> **Excerpt provided**
━━━━

For example, if the majority of Florida voters vote for the Republican candidate but the Democrat wins the national popular vote, all of Florida’s 29 electors would be given to the Democrat under the NPVIC, thereby abridging the votes of roughly half of Florida voters. At risk could be half of Florida’s 29 electoral votes if a federal court determines 14th Amendment rights were violated under the NPVIC voting trading arrangement.

Adding some perspective might help before we completely upend an Electoral College that has, most of the time, worked as designed.

Since 1789, out of 58 presidential elections, only four (187618882000, and 2016) have produced winners in the Electoral College who received fewer popular votes than another candidate. And the 2000 election is debatable if it should be included on that list. Had Florida captured and counted votes accurately, Al Gore likely would have won both the Electoral College and popular vote in 2000.

The argument can still be advanced, however, that the Electoral College makes U.S. presidential elections prone to manipulation, by foreign or domestic sources. The 2016 election is a testament to our electoral vulnerability to small, concentrated shifts in statewide popular votes. Trump won three states (Michigan, Pennsylvania, and Wisconsin) by a total of 78,000 votes (a half of a tenth of a percent of all votes cast), shifting the Electoral College by 46 electors. A targeted shift of 39,000 votes would have changed the final outcome.

If ever there is an argument for the popular vote, isn’t that it? Well, maybe and maybe not. Where the winner-take-all nature of the Electoral College amplifies the risk for some types of vote manipulation, the popular vote invites others.

Let’s start with the best argument for why the Electoral College needs to be modified or replaced: The 2000 Florida vote. An election where George W. Bush and Al Gore were separated by 537 votes after an incomplete, deadline-constrained recount tally. We will never know the true preferences of Florida voters in that presidential race.

Not only did the vote capturing methodologies in Florida vary by county (some using the infamous “butterfly” ballots, others using “bed sheet” ballots, and still others using computer touch screens.), the recount was limited to a small set of counties and even that process was interfered with by a series of stunts and intimidation tactics by the now infamous Roger Stone of election 2016 fame.

The questionable validity of Florida’s 2000 result would have been mitigated in a popular vote election, the 537-vote difference no more than a historical footnote, forgotten within days. That is the irresistible attraction of the popular vote.

━━━━

> **Written task 1**
In the Electoral College excerpt, by how many votes were George W. Bush and Al Gore separated in the 2000 Florida vote?
The Electoral College excerpt and the listing that follows it are unrelated.

━━━━

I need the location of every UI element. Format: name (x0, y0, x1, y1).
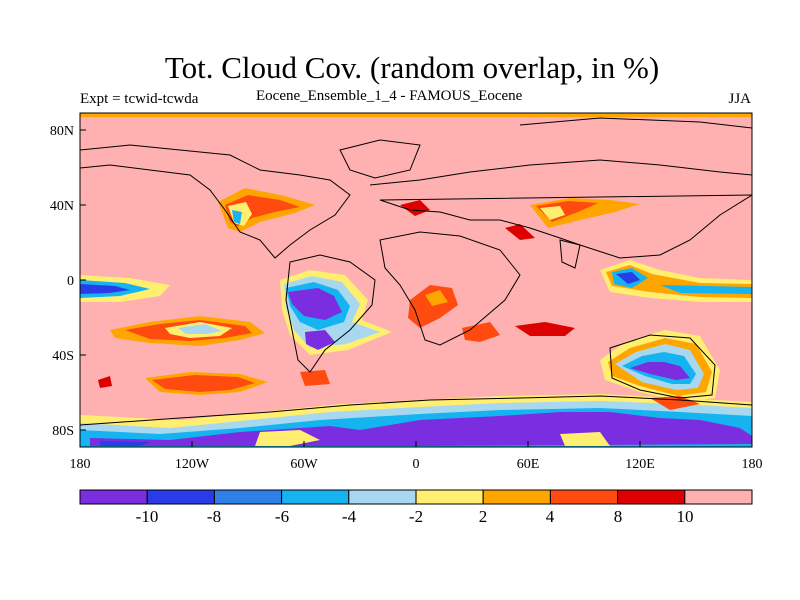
africa-anomaly (408, 285, 575, 342)
x-tick-label: 0 (413, 457, 420, 472)
colorbar-box (213, 489, 283, 505)
colorbar-label: -4 (341, 507, 357, 526)
y-tick-label: 0 (67, 274, 74, 289)
colorbar-box (281, 489, 350, 505)
x-tick-label: 60E (517, 457, 540, 472)
asia-anomaly (505, 198, 640, 240)
colorbar-label: 2 (478, 507, 488, 526)
colorbar-box (482, 489, 551, 505)
west-pacific-anomaly (80, 275, 170, 302)
colorbar-label: -2 (408, 507, 424, 526)
colorbar-box (415, 489, 484, 505)
maritime-anomaly (600, 260, 752, 302)
colorbar-box (79, 489, 148, 505)
x-tick-label: 180 (742, 457, 763, 472)
colorbar-label: 8 (613, 507, 623, 526)
season-label: JJA (728, 91, 751, 107)
x-axis (79, 441, 753, 447)
colorbar-label: -6 (274, 507, 290, 526)
y-tick-label: 80S (52, 424, 74, 439)
colorbar-box (617, 489, 686, 505)
x-tick-label: 120E (625, 457, 655, 472)
x-tick-label: 60W (290, 457, 318, 472)
chart-title: Tot. Cloud Cov. (random overlap, in %) (164, 50, 660, 85)
x-tick-label: 120W (175, 457, 210, 472)
ensemble-label: Eocene_Ensemble_1_4 - FAMOUS_Eocene (256, 88, 523, 104)
y-tick-label: 40N (50, 199, 74, 214)
colorbar-box (684, 489, 753, 505)
colorbar (79, 489, 753, 505)
colorbar-label: -8 (206, 507, 222, 526)
south-pacific-anomaly (110, 316, 268, 395)
colorbar-label: 10 (676, 507, 694, 526)
north-america-anomaly (218, 188, 315, 232)
north-pacific-spot (98, 376, 112, 388)
south-america-anomaly (280, 270, 392, 355)
x-tick-label: 180 (70, 457, 91, 472)
y-axis (80, 129, 86, 431)
south-atlantic-anomaly (300, 370, 330, 386)
antarctic-anomaly (80, 394, 752, 447)
y-tick-label: 40S (52, 349, 74, 364)
map-panel (80, 113, 752, 447)
colorbar-box (348, 489, 417, 505)
europe-anomaly (400, 200, 430, 216)
colorbar-box (146, 489, 215, 505)
colorbar-label: -10 (135, 507, 159, 526)
coastlines (80, 117, 752, 426)
experiment-label: Expt = tcwid-tcwda (80, 91, 199, 107)
colorbar-box (549, 489, 619, 505)
australia-anomaly (600, 330, 720, 410)
y-tick-label: 80N (50, 124, 74, 139)
colorbar-label: 4 (545, 507, 555, 526)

━━━━

> **Written task 2**
Show every line of the listing that contains the string "america", matching case exactly.

> **Complete output 1**
537 votes.

> **Complete output 2**
north-america-anomaly (218, 188, 315, 232)
south-america-anomaly (280, 270, 392, 355)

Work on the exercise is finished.